| Stated problem |
Write out all lines holding the word "screenshot".

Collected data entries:
==========
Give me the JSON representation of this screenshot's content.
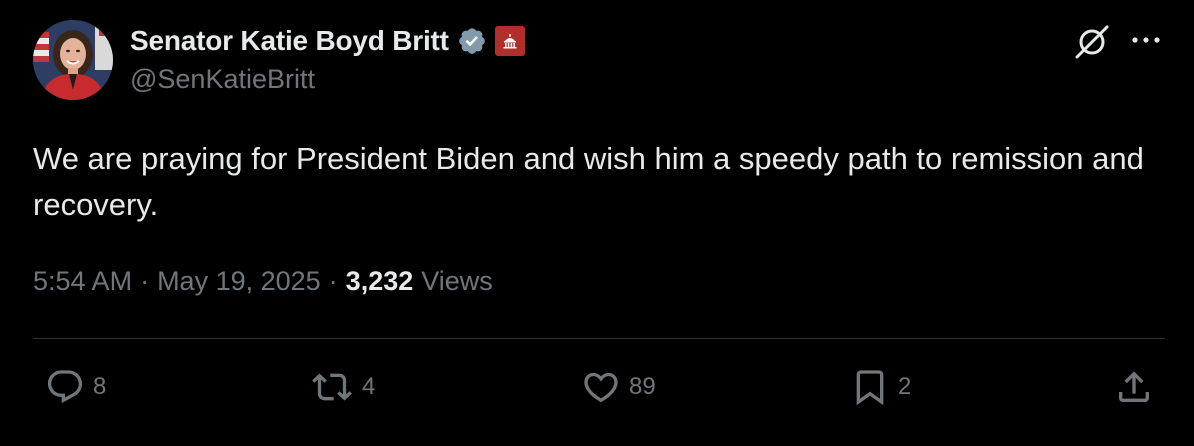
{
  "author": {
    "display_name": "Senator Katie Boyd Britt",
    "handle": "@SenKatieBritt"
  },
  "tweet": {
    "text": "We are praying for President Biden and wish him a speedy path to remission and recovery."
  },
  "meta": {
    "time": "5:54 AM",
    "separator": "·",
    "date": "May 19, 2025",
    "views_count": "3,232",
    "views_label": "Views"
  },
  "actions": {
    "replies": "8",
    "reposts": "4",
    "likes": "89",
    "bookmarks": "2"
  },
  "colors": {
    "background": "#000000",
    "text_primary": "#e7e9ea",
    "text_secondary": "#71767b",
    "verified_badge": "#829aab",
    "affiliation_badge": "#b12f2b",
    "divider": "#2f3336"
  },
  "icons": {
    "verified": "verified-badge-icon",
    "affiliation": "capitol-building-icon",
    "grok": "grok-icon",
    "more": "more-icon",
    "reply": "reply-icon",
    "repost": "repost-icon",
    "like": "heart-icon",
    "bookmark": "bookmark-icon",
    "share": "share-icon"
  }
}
==========
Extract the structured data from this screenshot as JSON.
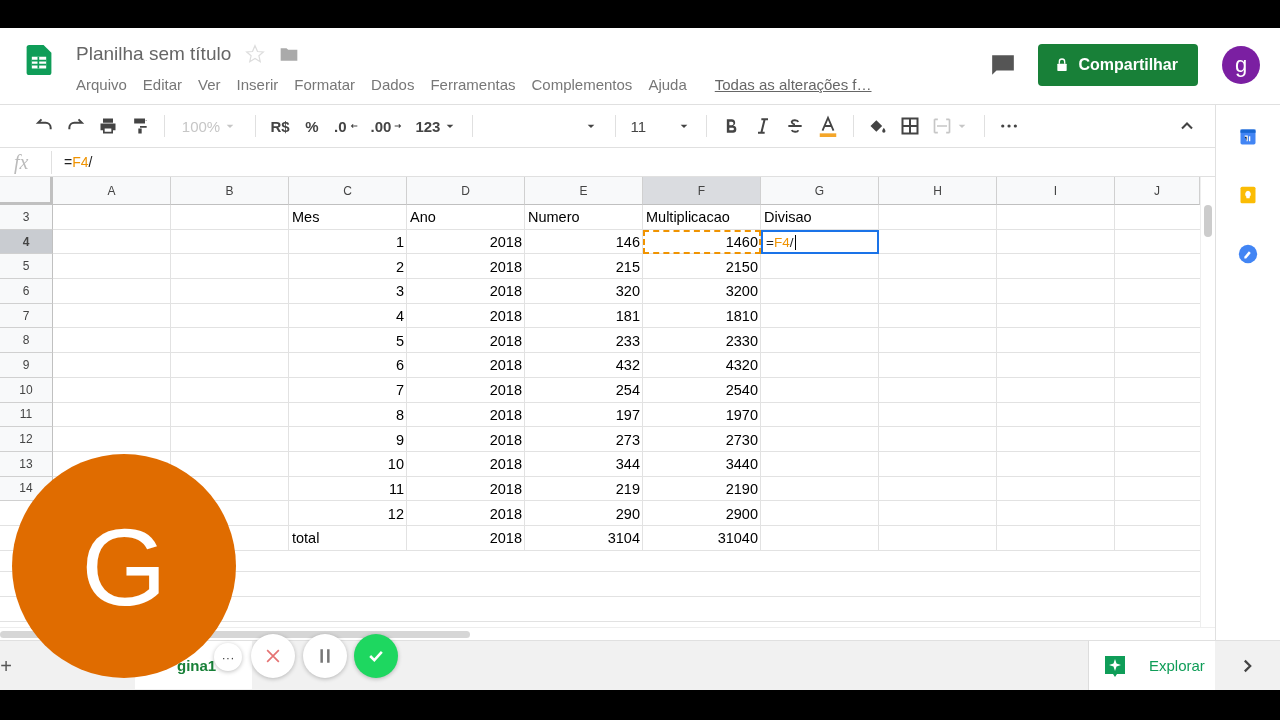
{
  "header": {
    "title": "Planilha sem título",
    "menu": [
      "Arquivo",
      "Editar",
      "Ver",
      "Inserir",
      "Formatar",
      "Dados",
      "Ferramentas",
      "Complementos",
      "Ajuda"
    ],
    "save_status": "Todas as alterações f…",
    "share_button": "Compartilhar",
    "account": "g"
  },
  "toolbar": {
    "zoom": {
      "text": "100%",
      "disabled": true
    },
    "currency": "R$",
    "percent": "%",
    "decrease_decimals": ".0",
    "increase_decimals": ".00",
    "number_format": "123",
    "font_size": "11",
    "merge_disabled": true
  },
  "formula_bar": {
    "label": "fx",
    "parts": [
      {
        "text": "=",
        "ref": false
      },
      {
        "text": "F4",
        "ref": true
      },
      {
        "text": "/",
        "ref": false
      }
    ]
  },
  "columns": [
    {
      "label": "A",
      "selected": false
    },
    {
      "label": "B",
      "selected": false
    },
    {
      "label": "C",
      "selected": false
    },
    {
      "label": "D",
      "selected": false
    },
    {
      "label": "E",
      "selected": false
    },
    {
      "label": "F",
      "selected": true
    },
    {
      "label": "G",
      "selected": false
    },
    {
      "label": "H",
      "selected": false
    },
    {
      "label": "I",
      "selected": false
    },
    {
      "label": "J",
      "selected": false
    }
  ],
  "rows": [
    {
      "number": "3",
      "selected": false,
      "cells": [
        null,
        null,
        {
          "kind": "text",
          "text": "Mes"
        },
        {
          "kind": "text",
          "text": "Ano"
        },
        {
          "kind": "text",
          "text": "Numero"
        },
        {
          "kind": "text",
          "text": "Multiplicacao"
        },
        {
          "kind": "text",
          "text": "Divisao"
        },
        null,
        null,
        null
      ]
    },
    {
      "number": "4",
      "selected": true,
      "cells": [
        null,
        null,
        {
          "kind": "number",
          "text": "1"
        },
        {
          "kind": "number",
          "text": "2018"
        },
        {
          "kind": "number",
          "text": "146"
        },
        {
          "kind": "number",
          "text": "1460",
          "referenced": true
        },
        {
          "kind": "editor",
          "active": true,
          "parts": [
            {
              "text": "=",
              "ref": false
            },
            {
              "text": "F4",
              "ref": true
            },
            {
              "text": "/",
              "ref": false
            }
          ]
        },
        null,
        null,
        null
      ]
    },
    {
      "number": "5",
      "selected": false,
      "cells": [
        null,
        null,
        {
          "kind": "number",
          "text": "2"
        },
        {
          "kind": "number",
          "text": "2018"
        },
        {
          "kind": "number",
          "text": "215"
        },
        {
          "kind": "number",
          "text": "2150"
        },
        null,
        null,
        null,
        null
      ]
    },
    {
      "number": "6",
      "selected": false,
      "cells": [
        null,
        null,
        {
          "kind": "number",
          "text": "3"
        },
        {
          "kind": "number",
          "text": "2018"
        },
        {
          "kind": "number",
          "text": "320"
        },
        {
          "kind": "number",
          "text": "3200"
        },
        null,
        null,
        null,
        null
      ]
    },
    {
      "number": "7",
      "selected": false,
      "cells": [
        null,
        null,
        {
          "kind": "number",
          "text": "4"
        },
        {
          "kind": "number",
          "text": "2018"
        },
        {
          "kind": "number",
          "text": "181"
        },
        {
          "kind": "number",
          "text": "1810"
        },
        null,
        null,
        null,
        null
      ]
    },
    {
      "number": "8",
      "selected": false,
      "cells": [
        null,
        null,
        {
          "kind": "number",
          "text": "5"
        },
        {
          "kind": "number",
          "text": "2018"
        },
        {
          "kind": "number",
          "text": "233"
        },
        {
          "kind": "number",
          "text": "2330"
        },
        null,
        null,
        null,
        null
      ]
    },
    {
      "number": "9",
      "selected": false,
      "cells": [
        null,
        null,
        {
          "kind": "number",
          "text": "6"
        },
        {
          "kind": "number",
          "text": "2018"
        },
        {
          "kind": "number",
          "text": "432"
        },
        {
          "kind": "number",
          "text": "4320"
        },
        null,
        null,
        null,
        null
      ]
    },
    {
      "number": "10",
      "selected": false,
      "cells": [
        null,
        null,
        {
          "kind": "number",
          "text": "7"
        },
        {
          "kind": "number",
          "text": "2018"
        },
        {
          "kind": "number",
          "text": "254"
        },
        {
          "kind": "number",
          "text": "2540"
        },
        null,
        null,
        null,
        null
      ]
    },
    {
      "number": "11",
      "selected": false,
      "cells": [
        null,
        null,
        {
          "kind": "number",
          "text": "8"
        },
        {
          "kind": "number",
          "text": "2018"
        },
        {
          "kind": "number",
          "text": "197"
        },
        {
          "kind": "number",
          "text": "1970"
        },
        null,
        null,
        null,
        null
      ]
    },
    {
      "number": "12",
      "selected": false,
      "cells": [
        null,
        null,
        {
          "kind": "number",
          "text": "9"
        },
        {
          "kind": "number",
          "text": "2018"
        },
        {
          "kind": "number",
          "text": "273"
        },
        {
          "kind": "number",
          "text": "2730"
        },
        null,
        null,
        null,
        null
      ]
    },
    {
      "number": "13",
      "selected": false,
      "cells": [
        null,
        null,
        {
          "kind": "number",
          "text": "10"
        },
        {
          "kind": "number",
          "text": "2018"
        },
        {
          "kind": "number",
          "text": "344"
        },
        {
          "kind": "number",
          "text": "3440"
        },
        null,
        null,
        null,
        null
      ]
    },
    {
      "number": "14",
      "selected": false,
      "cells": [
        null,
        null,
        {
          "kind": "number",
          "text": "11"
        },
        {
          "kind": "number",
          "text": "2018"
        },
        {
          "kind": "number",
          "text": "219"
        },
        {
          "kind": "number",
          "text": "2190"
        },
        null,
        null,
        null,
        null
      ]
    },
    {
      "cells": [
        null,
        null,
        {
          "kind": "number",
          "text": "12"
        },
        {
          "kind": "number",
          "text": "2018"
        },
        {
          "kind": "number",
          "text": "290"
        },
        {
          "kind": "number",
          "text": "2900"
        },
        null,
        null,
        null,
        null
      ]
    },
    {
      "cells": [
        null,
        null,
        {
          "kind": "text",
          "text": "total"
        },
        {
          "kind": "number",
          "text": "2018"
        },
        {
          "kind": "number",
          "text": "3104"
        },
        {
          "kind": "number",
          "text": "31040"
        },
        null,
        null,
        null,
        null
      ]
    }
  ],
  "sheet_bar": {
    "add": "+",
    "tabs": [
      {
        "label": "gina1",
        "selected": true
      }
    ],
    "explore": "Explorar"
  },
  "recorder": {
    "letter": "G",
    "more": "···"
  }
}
==========
| Exercise result |
Give me the JSON representation of this screenshot's content.
Extract the structured data from this screenshot as JSON.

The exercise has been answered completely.